**Dataset excerpts**
Begin

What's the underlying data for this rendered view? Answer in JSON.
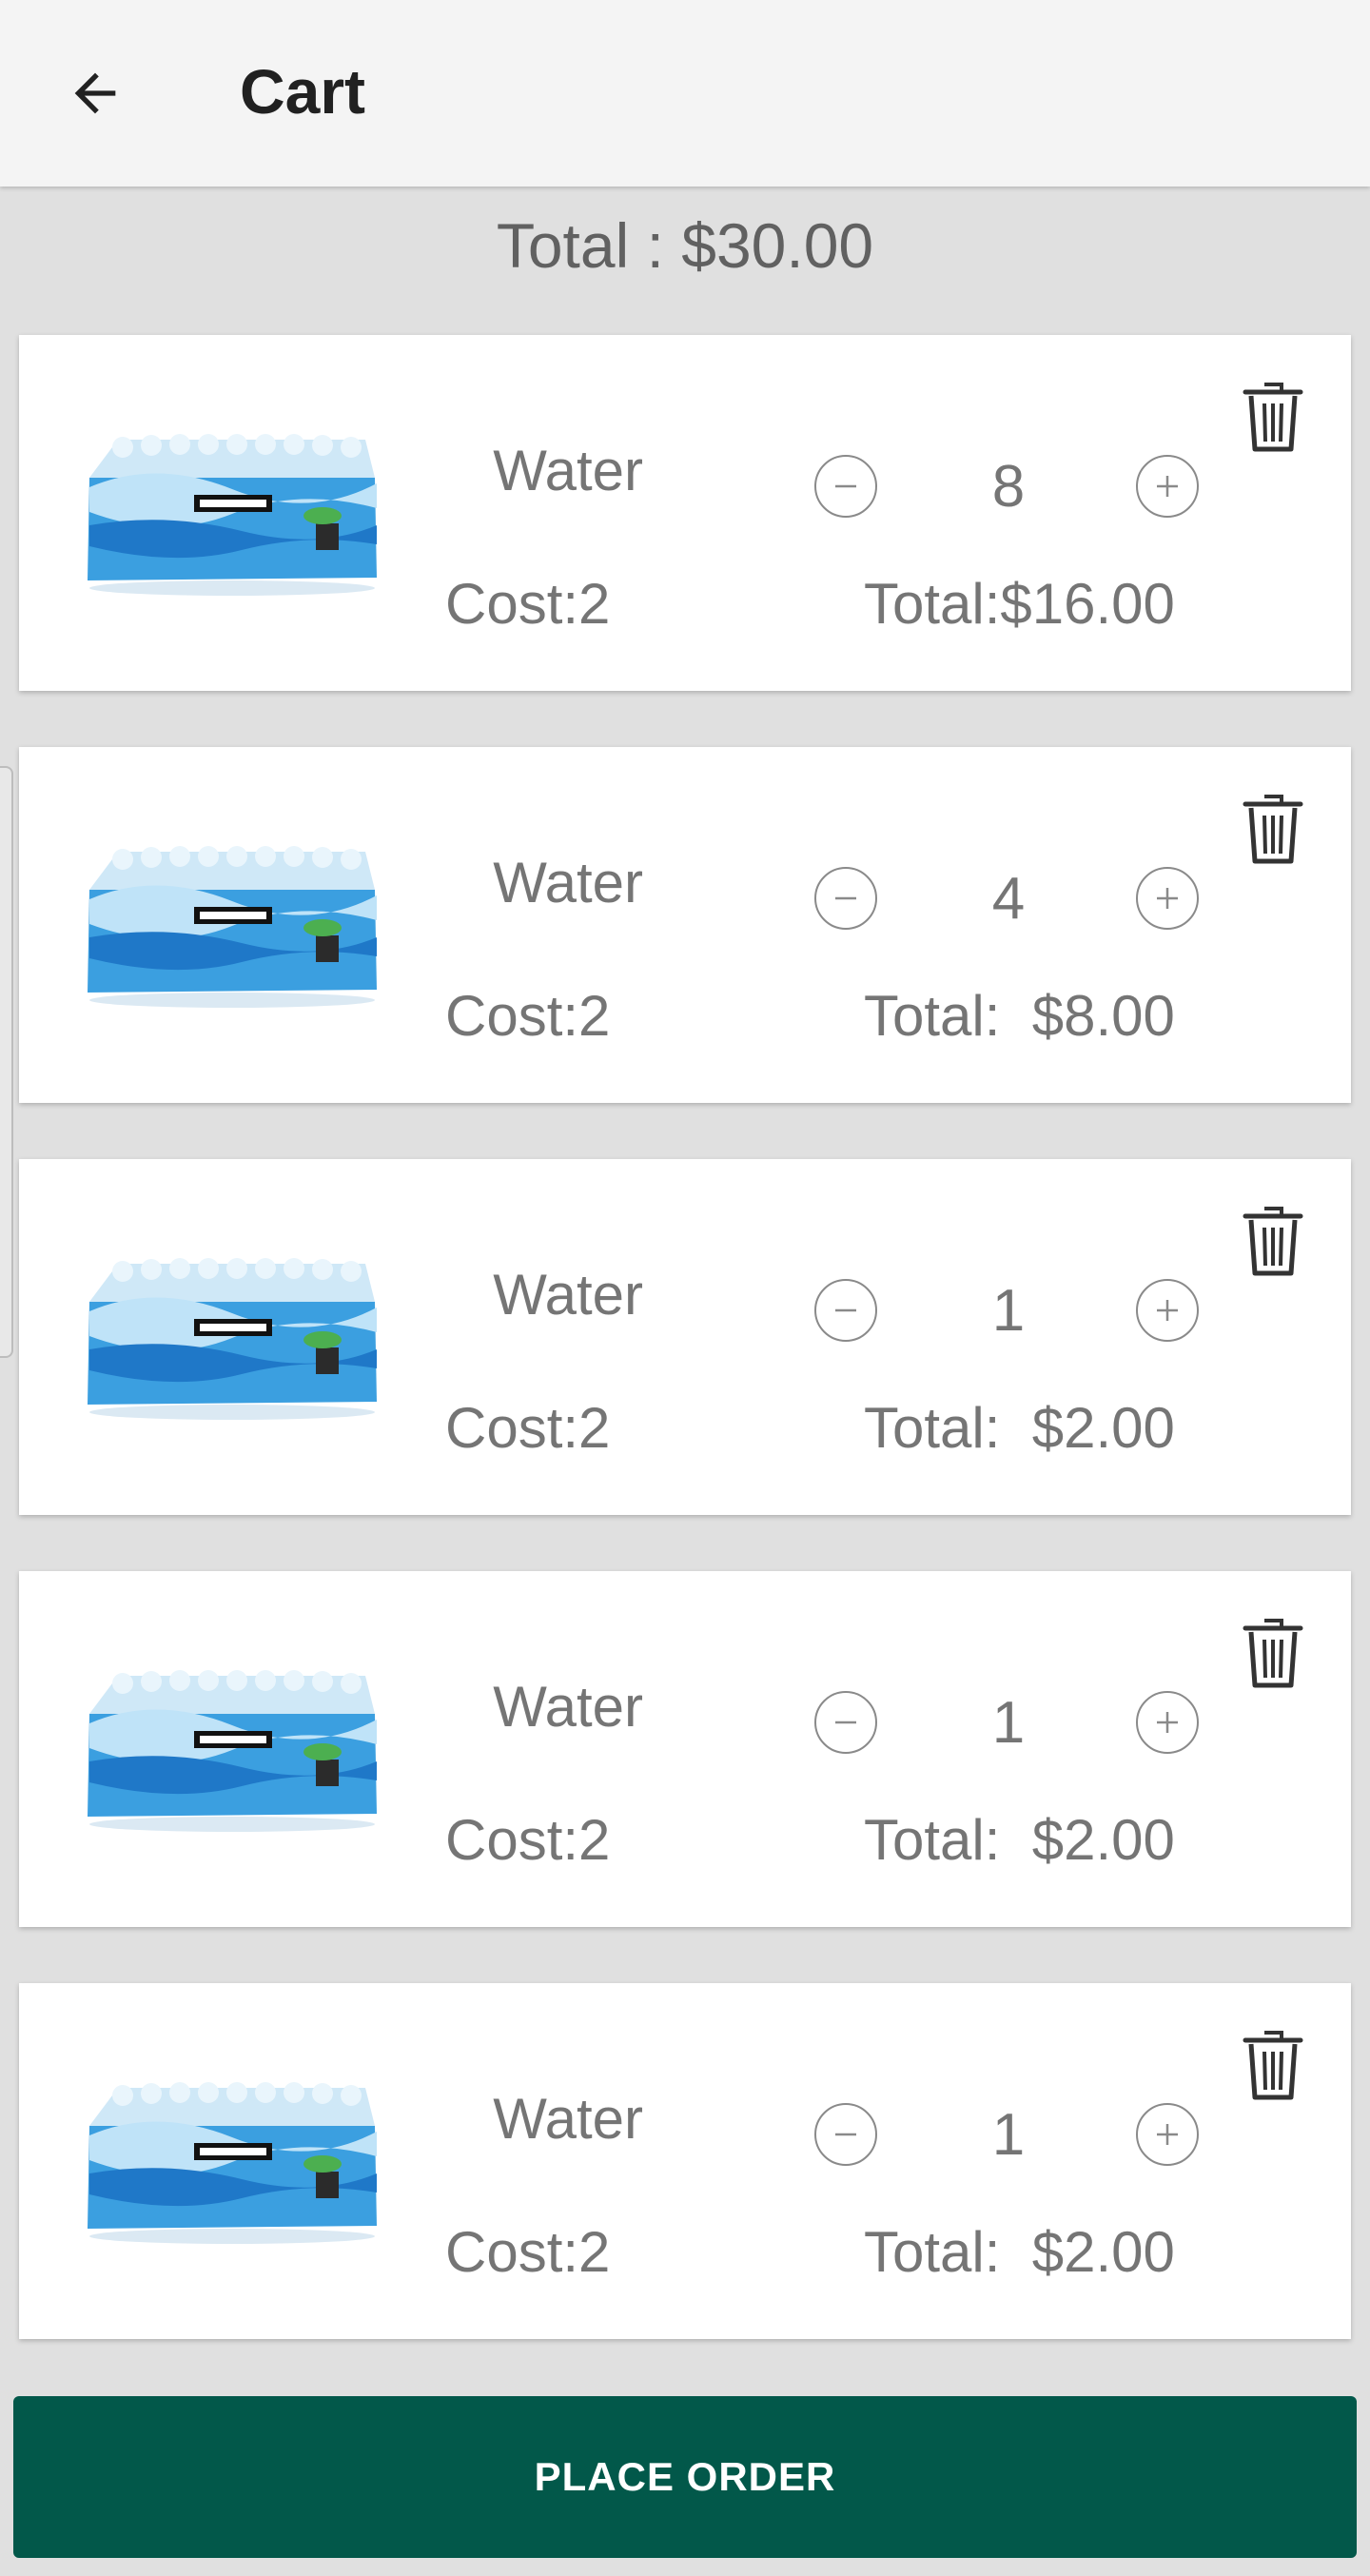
{
  "colors": {
    "background": "#e0e0e0",
    "appbar": "#f4f4f4",
    "card": "#ffffff",
    "text": "#757575",
    "accent": "#02584a"
  },
  "appbar": {
    "back_icon": "arrow-left-icon",
    "title": "Cart"
  },
  "summary": {
    "total_label": "Total : $30.00"
  },
  "items": [
    {
      "name": "Water",
      "cost": "Cost:2",
      "quantity": "8",
      "total": "Total:$16.00"
    },
    {
      "name": "Water",
      "cost": "Cost:2",
      "quantity": "4",
      "total": "Total:  $8.00"
    },
    {
      "name": "Water",
      "cost": "Cost:2",
      "quantity": "1",
      "total": "Total:  $2.00"
    },
    {
      "name": "Water",
      "cost": "Cost:2",
      "quantity": "1",
      "total": "Total:  $2.00"
    },
    {
      "name": "Water",
      "cost": "Cost:2",
      "quantity": "1",
      "total": "Total:  $2.00"
    }
  ],
  "icons": {
    "minus": "minus-circle-icon",
    "plus": "plus-circle-icon",
    "delete": "trash-icon"
  },
  "footer": {
    "place_order_label": "PLACE ORDER"
  }
}
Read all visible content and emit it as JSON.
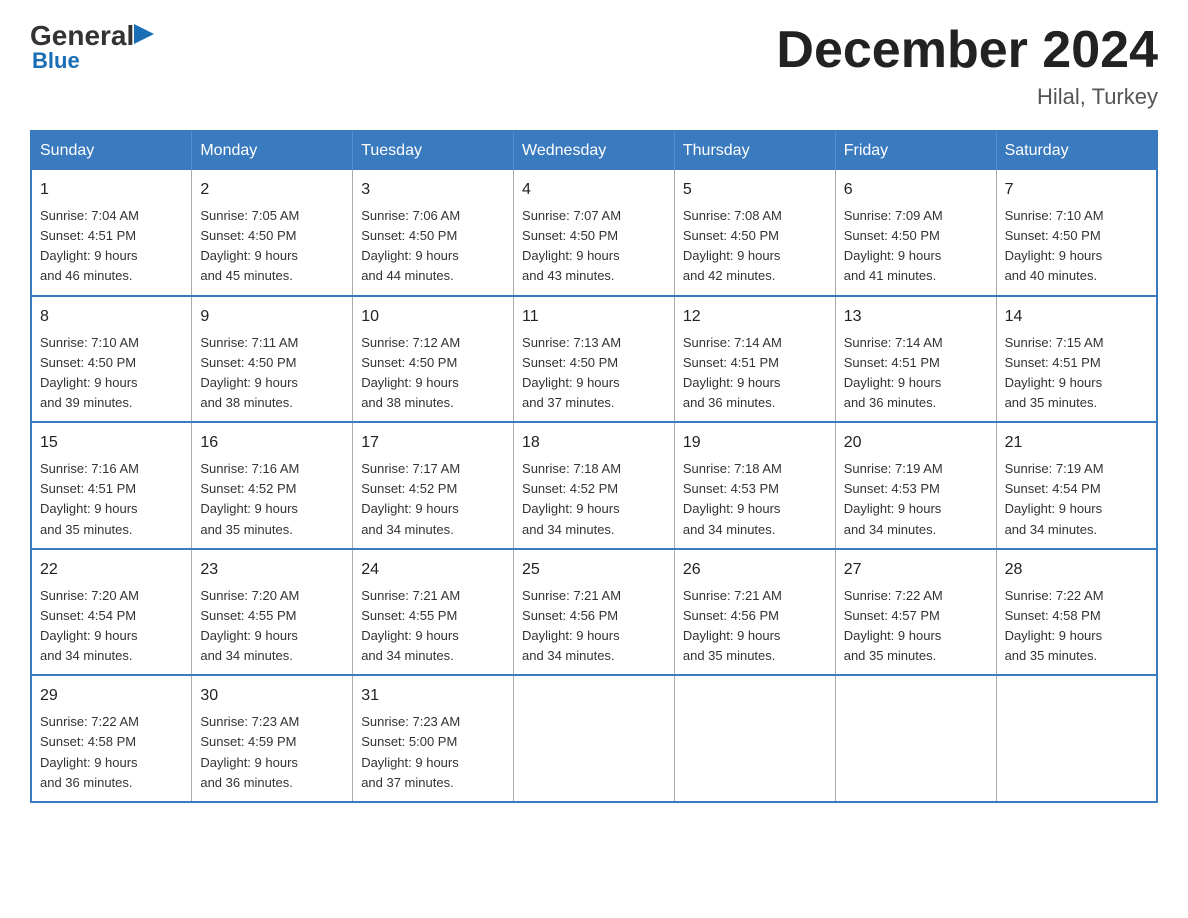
{
  "header": {
    "logo": {
      "general": "General",
      "blue": "Blue",
      "tagline": "Blue"
    },
    "title": "December 2024",
    "subtitle": "Hilal, Turkey"
  },
  "days_of_week": [
    "Sunday",
    "Monday",
    "Tuesday",
    "Wednesday",
    "Thursday",
    "Friday",
    "Saturday"
  ],
  "weeks": [
    [
      {
        "day": "1",
        "sunrise": "7:04 AM",
        "sunset": "4:51 PM",
        "daylight": "9 hours and 46 minutes."
      },
      {
        "day": "2",
        "sunrise": "7:05 AM",
        "sunset": "4:50 PM",
        "daylight": "9 hours and 45 minutes."
      },
      {
        "day": "3",
        "sunrise": "7:06 AM",
        "sunset": "4:50 PM",
        "daylight": "9 hours and 44 minutes."
      },
      {
        "day": "4",
        "sunrise": "7:07 AM",
        "sunset": "4:50 PM",
        "daylight": "9 hours and 43 minutes."
      },
      {
        "day": "5",
        "sunrise": "7:08 AM",
        "sunset": "4:50 PM",
        "daylight": "9 hours and 42 minutes."
      },
      {
        "day": "6",
        "sunrise": "7:09 AM",
        "sunset": "4:50 PM",
        "daylight": "9 hours and 41 minutes."
      },
      {
        "day": "7",
        "sunrise": "7:10 AM",
        "sunset": "4:50 PM",
        "daylight": "9 hours and 40 minutes."
      }
    ],
    [
      {
        "day": "8",
        "sunrise": "7:10 AM",
        "sunset": "4:50 PM",
        "daylight": "9 hours and 39 minutes."
      },
      {
        "day": "9",
        "sunrise": "7:11 AM",
        "sunset": "4:50 PM",
        "daylight": "9 hours and 38 minutes."
      },
      {
        "day": "10",
        "sunrise": "7:12 AM",
        "sunset": "4:50 PM",
        "daylight": "9 hours and 38 minutes."
      },
      {
        "day": "11",
        "sunrise": "7:13 AM",
        "sunset": "4:50 PM",
        "daylight": "9 hours and 37 minutes."
      },
      {
        "day": "12",
        "sunrise": "7:14 AM",
        "sunset": "4:51 PM",
        "daylight": "9 hours and 36 minutes."
      },
      {
        "day": "13",
        "sunrise": "7:14 AM",
        "sunset": "4:51 PM",
        "daylight": "9 hours and 36 minutes."
      },
      {
        "day": "14",
        "sunrise": "7:15 AM",
        "sunset": "4:51 PM",
        "daylight": "9 hours and 35 minutes."
      }
    ],
    [
      {
        "day": "15",
        "sunrise": "7:16 AM",
        "sunset": "4:51 PM",
        "daylight": "9 hours and 35 minutes."
      },
      {
        "day": "16",
        "sunrise": "7:16 AM",
        "sunset": "4:52 PM",
        "daylight": "9 hours and 35 minutes."
      },
      {
        "day": "17",
        "sunrise": "7:17 AM",
        "sunset": "4:52 PM",
        "daylight": "9 hours and 34 minutes."
      },
      {
        "day": "18",
        "sunrise": "7:18 AM",
        "sunset": "4:52 PM",
        "daylight": "9 hours and 34 minutes."
      },
      {
        "day": "19",
        "sunrise": "7:18 AM",
        "sunset": "4:53 PM",
        "daylight": "9 hours and 34 minutes."
      },
      {
        "day": "20",
        "sunrise": "7:19 AM",
        "sunset": "4:53 PM",
        "daylight": "9 hours and 34 minutes."
      },
      {
        "day": "21",
        "sunrise": "7:19 AM",
        "sunset": "4:54 PM",
        "daylight": "9 hours and 34 minutes."
      }
    ],
    [
      {
        "day": "22",
        "sunrise": "7:20 AM",
        "sunset": "4:54 PM",
        "daylight": "9 hours and 34 minutes."
      },
      {
        "day": "23",
        "sunrise": "7:20 AM",
        "sunset": "4:55 PM",
        "daylight": "9 hours and 34 minutes."
      },
      {
        "day": "24",
        "sunrise": "7:21 AM",
        "sunset": "4:55 PM",
        "daylight": "9 hours and 34 minutes."
      },
      {
        "day": "25",
        "sunrise": "7:21 AM",
        "sunset": "4:56 PM",
        "daylight": "9 hours and 34 minutes."
      },
      {
        "day": "26",
        "sunrise": "7:21 AM",
        "sunset": "4:56 PM",
        "daylight": "9 hours and 35 minutes."
      },
      {
        "day": "27",
        "sunrise": "7:22 AM",
        "sunset": "4:57 PM",
        "daylight": "9 hours and 35 minutes."
      },
      {
        "day": "28",
        "sunrise": "7:22 AM",
        "sunset": "4:58 PM",
        "daylight": "9 hours and 35 minutes."
      }
    ],
    [
      {
        "day": "29",
        "sunrise": "7:22 AM",
        "sunset": "4:58 PM",
        "daylight": "9 hours and 36 minutes."
      },
      {
        "day": "30",
        "sunrise": "7:23 AM",
        "sunset": "4:59 PM",
        "daylight": "9 hours and 36 minutes."
      },
      {
        "day": "31",
        "sunrise": "7:23 AM",
        "sunset": "5:00 PM",
        "daylight": "9 hours and 37 minutes."
      },
      null,
      null,
      null,
      null
    ]
  ],
  "labels": {
    "sunrise": "Sunrise:",
    "sunset": "Sunset:",
    "daylight": "Daylight:"
  }
}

End

**Set task**
Lines from the records above that hold "JSON" are the ones to list.

**Task answer**
What's the underlying data for this rendered view? Answer in JSON.
Read all visible content and emit it as JSON.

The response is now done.